■ **PROBLEM**: Print each line of the listing once more, precisely as given.

■ **INPUT ROWS**:
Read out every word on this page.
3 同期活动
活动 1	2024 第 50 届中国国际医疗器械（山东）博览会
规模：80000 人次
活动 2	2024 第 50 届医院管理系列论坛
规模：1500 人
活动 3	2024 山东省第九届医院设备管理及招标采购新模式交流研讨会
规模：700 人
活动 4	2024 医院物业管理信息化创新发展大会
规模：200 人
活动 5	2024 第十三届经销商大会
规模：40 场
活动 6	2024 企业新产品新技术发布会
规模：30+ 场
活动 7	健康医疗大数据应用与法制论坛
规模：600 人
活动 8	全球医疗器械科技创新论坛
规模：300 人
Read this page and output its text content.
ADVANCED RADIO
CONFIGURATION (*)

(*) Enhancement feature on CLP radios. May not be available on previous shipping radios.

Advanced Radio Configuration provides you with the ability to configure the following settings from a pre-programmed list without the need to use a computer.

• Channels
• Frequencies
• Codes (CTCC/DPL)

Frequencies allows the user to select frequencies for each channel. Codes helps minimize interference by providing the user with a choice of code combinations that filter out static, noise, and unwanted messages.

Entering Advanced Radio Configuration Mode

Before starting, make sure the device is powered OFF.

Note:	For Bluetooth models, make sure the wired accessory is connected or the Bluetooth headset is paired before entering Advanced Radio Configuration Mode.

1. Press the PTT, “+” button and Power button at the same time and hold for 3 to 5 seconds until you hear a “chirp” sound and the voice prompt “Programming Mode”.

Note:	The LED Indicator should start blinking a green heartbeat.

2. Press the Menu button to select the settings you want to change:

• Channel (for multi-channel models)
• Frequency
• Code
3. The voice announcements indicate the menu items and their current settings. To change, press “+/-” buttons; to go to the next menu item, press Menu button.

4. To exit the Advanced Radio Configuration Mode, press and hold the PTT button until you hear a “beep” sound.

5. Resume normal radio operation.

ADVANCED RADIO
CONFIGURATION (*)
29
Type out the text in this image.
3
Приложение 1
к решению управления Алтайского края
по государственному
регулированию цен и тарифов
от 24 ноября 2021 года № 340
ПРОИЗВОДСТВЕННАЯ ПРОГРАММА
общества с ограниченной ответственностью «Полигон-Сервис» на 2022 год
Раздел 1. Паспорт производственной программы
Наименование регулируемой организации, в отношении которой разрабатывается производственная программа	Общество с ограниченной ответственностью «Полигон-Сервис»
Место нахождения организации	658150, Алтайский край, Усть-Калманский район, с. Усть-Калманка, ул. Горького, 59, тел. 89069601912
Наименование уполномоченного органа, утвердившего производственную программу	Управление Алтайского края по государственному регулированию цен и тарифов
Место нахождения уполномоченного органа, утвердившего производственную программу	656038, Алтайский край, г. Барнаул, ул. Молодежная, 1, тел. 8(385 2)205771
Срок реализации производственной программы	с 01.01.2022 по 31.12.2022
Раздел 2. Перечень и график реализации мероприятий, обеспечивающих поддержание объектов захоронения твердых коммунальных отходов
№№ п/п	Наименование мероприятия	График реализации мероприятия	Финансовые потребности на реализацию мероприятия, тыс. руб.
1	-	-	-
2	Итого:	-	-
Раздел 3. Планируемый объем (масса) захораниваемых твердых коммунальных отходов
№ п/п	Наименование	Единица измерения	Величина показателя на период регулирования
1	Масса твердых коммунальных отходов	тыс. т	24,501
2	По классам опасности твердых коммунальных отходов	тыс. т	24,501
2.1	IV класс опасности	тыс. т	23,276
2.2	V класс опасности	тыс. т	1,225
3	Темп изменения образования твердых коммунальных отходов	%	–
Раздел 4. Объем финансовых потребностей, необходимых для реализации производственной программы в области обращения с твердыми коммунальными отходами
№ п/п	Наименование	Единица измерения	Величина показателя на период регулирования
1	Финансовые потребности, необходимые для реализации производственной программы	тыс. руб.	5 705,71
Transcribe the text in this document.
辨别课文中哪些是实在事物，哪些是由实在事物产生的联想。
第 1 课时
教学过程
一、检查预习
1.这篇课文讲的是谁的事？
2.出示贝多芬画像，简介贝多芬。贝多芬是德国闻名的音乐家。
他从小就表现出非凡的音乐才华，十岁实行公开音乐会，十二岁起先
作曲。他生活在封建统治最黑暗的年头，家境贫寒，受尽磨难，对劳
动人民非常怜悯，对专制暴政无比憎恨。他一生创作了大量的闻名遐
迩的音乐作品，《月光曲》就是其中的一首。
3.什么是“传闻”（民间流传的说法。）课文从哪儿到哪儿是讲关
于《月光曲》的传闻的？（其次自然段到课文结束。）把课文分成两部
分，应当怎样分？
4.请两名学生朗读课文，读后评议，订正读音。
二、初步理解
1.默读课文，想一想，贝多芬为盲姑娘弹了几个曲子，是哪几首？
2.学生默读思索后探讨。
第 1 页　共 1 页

■ **RESULT**:
Read out every word on this page.
3 同期活动
活动 1	2024 第 50 届中国国际医疗器械（山东）博览会
规模：80000 人次
活动 2	2024 第 50 届医院管理系列论坛
规模：1500 人
活动 3	2024 山东省第九届医院设备管理及招标采购新模式交流研讨会
规模：700 人
活动 4	2024 医院物业管理信息化创新发展大会
规模：200 人
活动 5	2024 第十三届经销商大会
规模：40 场
活动 6	2024 企业新产品新技术发布会
规模：30+ 场
活动 7	健康医疗大数据应用与法制论坛
规模：600 人
活动 8	全球医疗器械科技创新论坛
规模：300 人
Read this page and output its text content.
ADVANCED RADIO
CONFIGURATION (*)

(*) Enhancement feature on CLP radios. May not be available on previous shipping radios.

Advanced Radio Configuration provides you with the ability to configure the following settings from a pre-programmed list without the need to use a computer.

• Channels
• Frequencies
• Codes (CTCC/DPL)

Frequencies allows the user to select frequencies for each channel. Codes helps minimize interference by providing the user with a choice of code combinations that filter out static, noise, and unwanted messages.

Entering Advanced Radio Configuration Mode

Before starting, make sure the device is powered OFF.

Note:	For Bluetooth models, make sure the wired accessory is connected or the Bluetooth headset is paired before entering Advanced Radio Configuration Mode.

1. Press the PTT, “+” button and Power button at the same time and hold for 3 to 5 seconds until you hear a “chirp” sound and the voice prompt “Programming Mode”.

Note:	The LED Indicator should start blinking a green heartbeat.

2. Press the Menu button to select the settings you want to change:

• Channel (for multi-channel models)
• Frequency
• Code
3. The voice announcements indicate the menu items and their current settings. To change, press “+/-” buttons; to go to the next menu item, press Menu button.

4. To exit the Advanced Radio Configuration Mode, press and hold the PTT button until you hear a “beep” sound.

5. Resume normal radio operation.

ADVANCED RADIO
CONFIGURATION (*)
29
Type out the text in this image.
3
Приложение 1
к решению управления Алтайского края
по государственному
регулированию цен и тарифов
от 24 ноября 2021 года № 340
ПРОИЗВОДСТВЕННАЯ ПРОГРАММА
общества с ограниченной ответственностью «Полигон-Сервис» на 2022 год
Раздел 1. Паспорт производственной программы
Наименование регулируемой организации, в отношении которой разрабатывается производственная программа	Общество с ограниченной ответственностью «Полигон-Сервис»
Место нахождения организации	658150, Алтайский край, Усть-Калманский район, с. Усть-Калманка, ул. Горького, 59, тел. 89069601912
Наименование уполномоченного органа, утвердившего производственную программу	Управление Алтайского края по государственному регулированию цен и тарифов
Место нахождения уполномоченного органа, утвердившего производственную программу	656038, Алтайский край, г. Барнаул, ул. Молодежная, 1, тел. 8(385 2)205771
Срок реализации производственной программы	с 01.01.2022 по 31.12.2022
Раздел 2. Перечень и график реализации мероприятий, обеспечивающих поддержание объектов захоронения твердых коммунальных отходов
№№ п/п	Наименование мероприятия	График реализации мероприятия	Финансовые потребности на реализацию мероприятия, тыс. руб.
1	-	-	-
2	Итого:	-	-
Раздел 3. Планируемый объем (масса) захораниваемых твердых коммунальных отходов
№ п/п	Наименование	Единица измерения	Величина показателя на период регулирования
1	Масса твердых коммунальных отходов	тыс. т	24,501
2	По классам опасности твердых коммунальных отходов	тыс. т	24,501
2.1	IV класс опасности	тыс. т	23,276
2.2	V класс опасности	тыс. т	1,225
3	Темп изменения образования твердых коммунальных отходов	%	–
Раздел 4. Объем финансовых потребностей, необходимых для реализации производственной программы в области обращения с твердыми коммунальными отходами
№ п/п	Наименование	Единица измерения	Величина показателя на период регулирования
1	Финансовые потребности, необходимые для реализации производственной программы	тыс. руб.	5 705,71
Transcribe the text in this document.
辨别课文中哪些是实在事物，哪些是由实在事物产生的联想。
第 1 课时
教学过程
一、检查预习
1.这篇课文讲的是谁的事？
2.出示贝多芬画像，简介贝多芬。贝多芬是德国闻名的音乐家。
他从小就表现出非凡的音乐才华，十岁实行公开音乐会，十二岁起先
作曲。他生活在封建统治最黑暗的年头，家境贫寒，受尽磨难，对劳
动人民非常怜悯，对专制暴政无比憎恨。他一生创作了大量的闻名遐
迩的音乐作品，《月光曲》就是其中的一首。
3.什么是“传闻”（民间流传的说法。）课文从哪儿到哪儿是讲关
于《月光曲》的传闻的？（其次自然段到课文结束。）把课文分成两部
分，应当怎样分？
4.请两名学生朗读课文，读后评议，订正读音。
二、初步理解
1.默读课文，想一想，贝多芬为盲姑娘弹了几个曲子，是哪几首？
2.学生默读思索后探讨。
第 1 页　共 1 页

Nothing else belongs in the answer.